• Exercise task: Output the data below without any changes, reproducing every line in full.

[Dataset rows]
^^^^^^^^^^^^^^^^
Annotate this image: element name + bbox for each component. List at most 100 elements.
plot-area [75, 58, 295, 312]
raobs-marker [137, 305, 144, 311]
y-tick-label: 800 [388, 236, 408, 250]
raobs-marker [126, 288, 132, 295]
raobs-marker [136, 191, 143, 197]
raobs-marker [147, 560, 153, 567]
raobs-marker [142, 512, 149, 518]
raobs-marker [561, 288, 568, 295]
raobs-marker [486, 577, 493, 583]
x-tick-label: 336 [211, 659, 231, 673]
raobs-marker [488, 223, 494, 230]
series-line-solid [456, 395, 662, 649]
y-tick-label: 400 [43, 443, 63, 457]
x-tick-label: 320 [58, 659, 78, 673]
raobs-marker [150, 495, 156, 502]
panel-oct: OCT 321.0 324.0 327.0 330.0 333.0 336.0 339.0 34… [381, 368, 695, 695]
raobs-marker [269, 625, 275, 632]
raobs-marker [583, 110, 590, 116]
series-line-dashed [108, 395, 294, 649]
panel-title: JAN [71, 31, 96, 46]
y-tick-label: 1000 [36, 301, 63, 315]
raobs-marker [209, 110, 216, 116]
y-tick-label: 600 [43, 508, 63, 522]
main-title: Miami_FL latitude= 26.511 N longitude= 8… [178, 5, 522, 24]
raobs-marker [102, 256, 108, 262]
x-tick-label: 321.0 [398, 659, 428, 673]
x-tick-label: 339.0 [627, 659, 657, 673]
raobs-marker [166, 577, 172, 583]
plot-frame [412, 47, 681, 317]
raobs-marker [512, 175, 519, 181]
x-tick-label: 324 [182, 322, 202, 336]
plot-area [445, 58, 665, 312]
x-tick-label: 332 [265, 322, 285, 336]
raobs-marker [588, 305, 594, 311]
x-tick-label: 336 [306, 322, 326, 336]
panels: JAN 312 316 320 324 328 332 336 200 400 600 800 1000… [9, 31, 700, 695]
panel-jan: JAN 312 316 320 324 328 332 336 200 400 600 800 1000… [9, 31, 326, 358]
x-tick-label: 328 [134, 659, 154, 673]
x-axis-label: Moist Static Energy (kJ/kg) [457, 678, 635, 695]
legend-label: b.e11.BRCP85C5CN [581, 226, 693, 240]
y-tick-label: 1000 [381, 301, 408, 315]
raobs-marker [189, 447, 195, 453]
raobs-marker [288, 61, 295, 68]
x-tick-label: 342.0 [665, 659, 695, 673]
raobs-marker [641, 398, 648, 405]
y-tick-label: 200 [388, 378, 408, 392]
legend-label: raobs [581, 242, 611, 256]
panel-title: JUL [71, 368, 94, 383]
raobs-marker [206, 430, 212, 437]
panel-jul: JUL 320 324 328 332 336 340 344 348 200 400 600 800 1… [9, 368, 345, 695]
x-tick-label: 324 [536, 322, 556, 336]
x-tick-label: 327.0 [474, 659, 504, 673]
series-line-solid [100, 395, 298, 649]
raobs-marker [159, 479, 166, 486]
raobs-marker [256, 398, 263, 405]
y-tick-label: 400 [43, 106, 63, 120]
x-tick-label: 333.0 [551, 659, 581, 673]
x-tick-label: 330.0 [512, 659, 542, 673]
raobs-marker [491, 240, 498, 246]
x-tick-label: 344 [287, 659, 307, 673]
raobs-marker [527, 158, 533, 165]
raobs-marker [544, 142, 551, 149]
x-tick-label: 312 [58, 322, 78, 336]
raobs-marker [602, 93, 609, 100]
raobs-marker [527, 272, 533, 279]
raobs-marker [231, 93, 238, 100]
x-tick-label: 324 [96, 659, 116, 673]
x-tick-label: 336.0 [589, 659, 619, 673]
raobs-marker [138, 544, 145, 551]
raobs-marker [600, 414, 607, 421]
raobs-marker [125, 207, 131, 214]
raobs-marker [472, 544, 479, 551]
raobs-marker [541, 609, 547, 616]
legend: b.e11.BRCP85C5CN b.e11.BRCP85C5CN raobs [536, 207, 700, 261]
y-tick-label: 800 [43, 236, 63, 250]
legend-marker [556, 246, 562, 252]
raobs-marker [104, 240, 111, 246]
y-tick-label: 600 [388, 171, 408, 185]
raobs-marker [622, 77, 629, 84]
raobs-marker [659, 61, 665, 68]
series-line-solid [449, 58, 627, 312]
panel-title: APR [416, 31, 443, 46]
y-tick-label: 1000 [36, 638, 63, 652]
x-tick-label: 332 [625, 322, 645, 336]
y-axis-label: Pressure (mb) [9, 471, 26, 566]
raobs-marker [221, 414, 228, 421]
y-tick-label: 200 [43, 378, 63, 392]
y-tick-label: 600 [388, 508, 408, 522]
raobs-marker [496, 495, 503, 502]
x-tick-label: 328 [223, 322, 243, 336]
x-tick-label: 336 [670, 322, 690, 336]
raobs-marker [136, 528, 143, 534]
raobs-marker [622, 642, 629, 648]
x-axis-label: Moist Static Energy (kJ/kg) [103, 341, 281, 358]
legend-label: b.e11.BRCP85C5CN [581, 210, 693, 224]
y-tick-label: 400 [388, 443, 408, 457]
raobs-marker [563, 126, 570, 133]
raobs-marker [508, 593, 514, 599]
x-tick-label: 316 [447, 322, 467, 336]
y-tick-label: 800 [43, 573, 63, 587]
^^^^^^^^^^^^^^^^
• Correct response:
Annotate this image: element name + bbox for each component. List at most 100 elements.
plot-area [75, 58, 295, 312]
raobs-marker [137, 305, 144, 311]
y-tick-label: 800 [388, 236, 408, 250]
raobs-marker [126, 288, 132, 295]
raobs-marker [136, 191, 143, 197]
raobs-marker [147, 560, 153, 567]
raobs-marker [142, 512, 149, 518]
raobs-marker [561, 288, 568, 295]
raobs-marker [486, 577, 493, 583]
x-tick-label: 336 [211, 659, 231, 673]
raobs-marker [488, 223, 494, 230]
series-line-solid [456, 395, 662, 649]
y-tick-label: 400 [43, 443, 63, 457]
x-tick-label: 320 [58, 659, 78, 673]
raobs-marker [150, 495, 156, 502]
panel-oct: OCT 321.0 324.0 327.0 330.0 333.0 336.0 339.0 34… [381, 368, 695, 695]
raobs-marker [269, 625, 275, 632]
raobs-marker [583, 110, 590, 116]
series-line-dashed [108, 395, 294, 649]
panel-title: JAN [71, 31, 96, 46]
y-tick-label: 1000 [36, 301, 63, 315]
raobs-marker [209, 110, 216, 116]
y-tick-label: 600 [43, 508, 63, 522]
main-title: Miami_FL latitude= 26.511 N longitude= 8… [178, 5, 522, 24]
raobs-marker [102, 256, 108, 262]
x-tick-label: 321.0 [398, 659, 428, 673]
x-tick-label: 339.0 [627, 659, 657, 673]
raobs-marker [166, 577, 172, 583]
plot-frame [412, 47, 681, 317]
raobs-marker [512, 175, 519, 181]
x-tick-label: 324 [182, 322, 202, 336]
plot-area [445, 58, 665, 312]
x-tick-label: 332 [265, 322, 285, 336]
raobs-marker [588, 305, 594, 311]
x-tick-label: 336 [306, 322, 326, 336]
panels: JAN 312 316 320 324 328 332 336 200 400 600 800 1000… [9, 31, 700, 695]
panel-jan: JAN 312 316 320 324 328 332 336 200 400 600 800 1000… [9, 31, 326, 358]
x-tick-label: 328 [134, 659, 154, 673]
x-axis-label: Moist Static Energy (kJ/kg) [457, 678, 635, 695]
legend-label: b.e11.BRCP85C5CN [581, 226, 693, 240]
y-tick-label: 1000 [381, 301, 408, 315]
raobs-marker [189, 447, 195, 453]
raobs-marker [288, 61, 295, 68]
x-tick-label: 342.0 [665, 659, 695, 673]
raobs-marker [641, 398, 648, 405]
y-tick-label: 200 [388, 378, 408, 392]
legend-label: raobs [581, 242, 611, 256]
panel-title: JUL [71, 368, 94, 383]
raobs-marker [206, 430, 212, 437]
panel-jul: JUL 320 324 328 332 336 340 344 348 200 400 600 800 1… [9, 368, 345, 695]
x-tick-label: 324 [536, 322, 556, 336]
x-tick-label: 327.0 [474, 659, 504, 673]
series-line-solid [100, 395, 298, 649]
raobs-marker [159, 479, 166, 486]
raobs-marker [256, 398, 263, 405]
y-tick-label: 400 [43, 106, 63, 120]
x-tick-label: 333.0 [551, 659, 581, 673]
x-tick-label: 330.0 [512, 659, 542, 673]
raobs-marker [491, 240, 498, 246]
x-tick-label: 344 [287, 659, 307, 673]
raobs-marker [527, 158, 533, 165]
raobs-marker [544, 142, 551, 149]
x-tick-label: 312 [58, 322, 78, 336]
raobs-marker [602, 93, 609, 100]
raobs-marker [527, 272, 533, 279]
raobs-marker [231, 93, 238, 100]
x-tick-label: 324 [96, 659, 116, 673]
x-tick-label: 336.0 [589, 659, 619, 673]
raobs-marker [138, 544, 145, 551]
raobs-marker [600, 414, 607, 421]
raobs-marker [125, 207, 131, 214]
raobs-marker [472, 544, 479, 551]
raobs-marker [541, 609, 547, 616]
legend: b.e11.BRCP85C5CN b.e11.BRCP85C5CN raobs [536, 207, 700, 261]
y-tick-label: 800 [43, 236, 63, 250]
legend-marker [556, 246, 562, 252]
raobs-marker [104, 240, 111, 246]
y-tick-label: 600 [388, 171, 408, 185]
raobs-marker [622, 77, 629, 84]
raobs-marker [659, 61, 665, 68]
series-line-solid [449, 58, 627, 312]
panel-title: APR [416, 31, 443, 46]
y-tick-label: 1000 [36, 638, 63, 652]
x-tick-label: 332 [625, 322, 645, 336]
y-axis-label: Pressure (mb) [9, 471, 26, 566]
raobs-marker [221, 414, 228, 421]
y-tick-label: 200 [43, 378, 63, 392]
y-tick-label: 600 [388, 508, 408, 522]
raobs-marker [496, 495, 503, 502]
x-tick-label: 328 [223, 322, 243, 336]
x-tick-label: 336 [670, 322, 690, 336]
raobs-marker [136, 528, 143, 534]
raobs-marker [622, 642, 629, 648]
x-axis-label: Moist Static Energy (kJ/kg) [103, 341, 281, 358]
legend-label: b.e11.BRCP85C5CN [581, 210, 693, 224]
y-tick-label: 400 [388, 443, 408, 457]
raobs-marker [563, 126, 570, 133]
raobs-marker [508, 593, 514, 599]
x-tick-label: 316 [447, 322, 467, 336]
y-tick-label: 800 [43, 573, 63, 587]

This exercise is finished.